-- Input data --
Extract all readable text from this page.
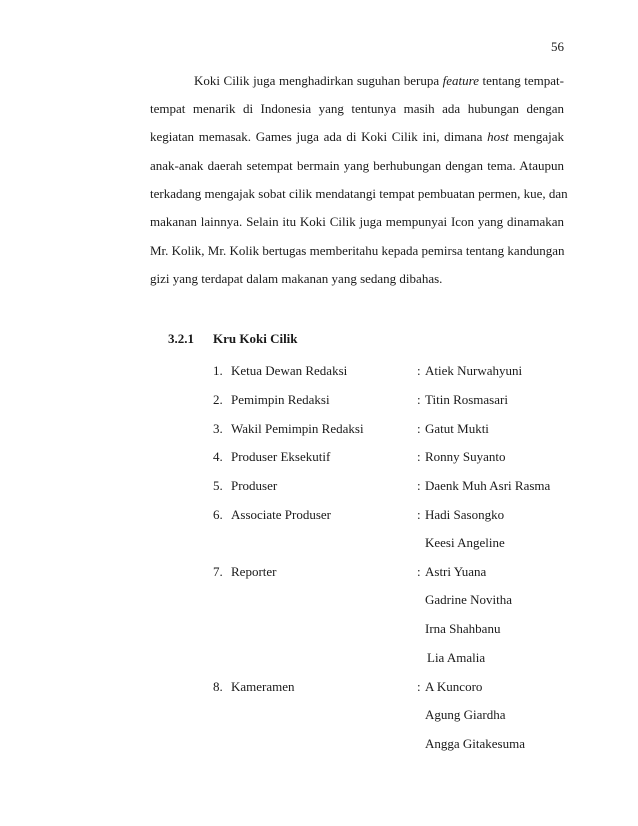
56
Koki Cilik juga menghadirkan suguhan berupa feature tentang tempat-
tempat menarik di Indonesia yang tentunya masih ada hubungan dengan
kegiatan memasak. Games juga ada di Koki Cilik ini, dimana host mengajak
anak-anak daerah setempat bermain yang berhubungan dengan tema. Ataupun
terkadang mengajak sobat cilik mendatangi tempat pembuatan permen, kue, dan
makanan lainnya. Selain itu Koki Cilik juga mempunyai Icon yang dinamakan
Mr. Kolik, Mr. Kolik bertugas memberitahu kepada pemirsa tentang kandungan
gizi yang terdapat dalam makanan yang sedang dibahas.
3.2.1 Kru Koki Cilik
1. Ketua Dewan Redaksi	: Atiek Nurwahyuni
2. Pemimpin Redaksi	: Titin Rosmasari
3. Wakil Pemimpin Redaksi	: Gatut Mukti
4. Produser Eksekutif	: Ronny Suyanto
5. Produser	: Daenk Muh Asri Rasma
6. Associate Produser	: Hadi Sasongko
Keesi Angeline
7. Reporter	: Astri Yuana
Gadrine Novitha
Irna Shahbanu
Lia Amalia
8. Kameramen	: A Kuncoro
Agung Giardha
Angga Gitakesuma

-- Aim of the task --
Restate the records word for word, omitting images.

-- Response to this exercise --
Extract all readable text from this page.
56
Koki Cilik juga menghadirkan suguhan berupa feature tentang tempat-
tempat menarik di Indonesia yang tentunya masih ada hubungan dengan
kegiatan memasak. Games juga ada di Koki Cilik ini, dimana host mengajak
anak-anak daerah setempat bermain yang berhubungan dengan tema. Ataupun
terkadang mengajak sobat cilik mendatangi tempat pembuatan permen, kue, dan
makanan lainnya. Selain itu Koki Cilik juga mempunyai Icon yang dinamakan
Mr. Kolik, Mr. Kolik bertugas memberitahu kepada pemirsa tentang kandungan
gizi yang terdapat dalam makanan yang sedang dibahas.
3.2.1 Kru Koki Cilik
1. Ketua Dewan Redaksi	: Atiek Nurwahyuni
2. Pemimpin Redaksi	: Titin Rosmasari
3. Wakil Pemimpin Redaksi	: Gatut Mukti
4. Produser Eksekutif	: Ronny Suyanto
5. Produser	: Daenk Muh Asri Rasma
6. Associate Produser	: Hadi Sasongko
Keesi Angeline
7. Reporter	: Astri Yuana
Gadrine Novitha
Irna Shahbanu
Lia Amalia
8. Kameramen	: A Kuncoro
Agung Giardha
Angga Gitakesuma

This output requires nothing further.